■ **Short task**:
Rewrite the stretch from the line containing "settings-screen: 8:55 A" through the end of the data below, swapping "chevron-right-icon" for "arrow-right-icon" and keeping everything else the same.

■ **Exercise input**:

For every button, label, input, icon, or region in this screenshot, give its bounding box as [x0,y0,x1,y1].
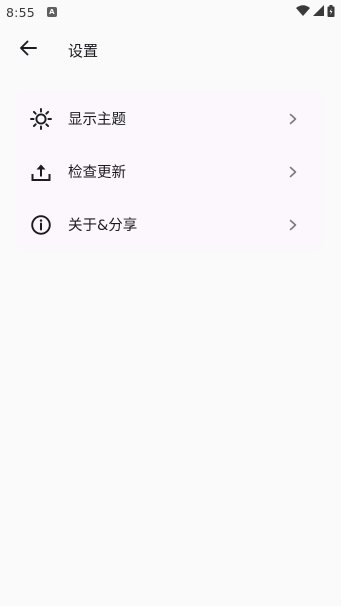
settings-screen: 8:55 A 设置 显示主题 检查更新 关于&分享 [0,0,341,606]
chevron-right-icon [287,166,299,178]
chevron-right-icon [287,219,299,231]
info-icon [30,214,52,236]
back-button[interactable] [4,26,52,74]
notification-badge: A [46,7,57,17]
battery-charging-icon [327,4,335,20]
cellular-signal-icon [313,5,324,19]
wifi-icon [296,5,310,19]
brightness-icon [30,107,52,130]
status-icons [296,4,335,20]
settings-card: 显示主题 检查更新 关于&分享 [15,90,325,252]
settings-item-about-share[interactable]: 关于&分享 [15,198,325,251]
settings-item-label: 检查更新 [68,165,126,181]
chevron-right-icon [287,113,299,125]
page-title: 设置 [68,41,99,60]
settings-item-check-update[interactable]: 检查更新 [15,145,325,198]
settings-item-label: 关于&分享 [68,218,138,234]
settings-item-display-theme[interactable]: 显示主题 [15,92,325,145]
arrow-back-icon [19,39,37,61]
settings-item-label: 显示主题 [68,112,126,128]
app-bar: 设置 [0,24,341,76]
status-time: 8:55 [6,4,35,20]
status-bar: 8:55 A [0,0,341,24]
upload-icon [30,161,52,183]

■ **Result**:
settings-screen: 8:55 A 设置 显示主题 检查更新 关于&分享 [0,0,341,606]
arrow-right-icon [287,166,299,178]
arrow-right-icon [287,219,299,231]
info-icon [30,214,52,236]
back-button[interactable] [4,26,52,74]
notification-badge: A [46,7,57,17]
battery-charging-icon [327,4,335,20]
cellular-signal-icon [313,5,324,19]
wifi-icon [296,5,310,19]
brightness-icon [30,107,52,130]
status-icons [296,4,335,20]
settings-card: 显示主题 检查更新 关于&分享 [15,90,325,252]
settings-item-about-share[interactable]: 关于&分享 [15,198,325,251]
settings-item-label: 检查更新 [68,165,126,181]
arrow-right-icon [287,113,299,125]
page-title: 设置 [68,41,99,60]
settings-item-check-update[interactable]: 检查更新 [15,145,325,198]
settings-item-label: 关于&分享 [68,218,138,234]
settings-item-display-theme[interactable]: 显示主题 [15,92,325,145]
arrow-back-icon [19,39,37,61]
settings-item-label: 显示主题 [68,112,126,128]
app-bar: 设置 [0,24,341,76]
status-time: 8:55 [6,4,35,20]
status-bar: 8:55 A [0,0,341,24]
upload-icon [30,161,52,183]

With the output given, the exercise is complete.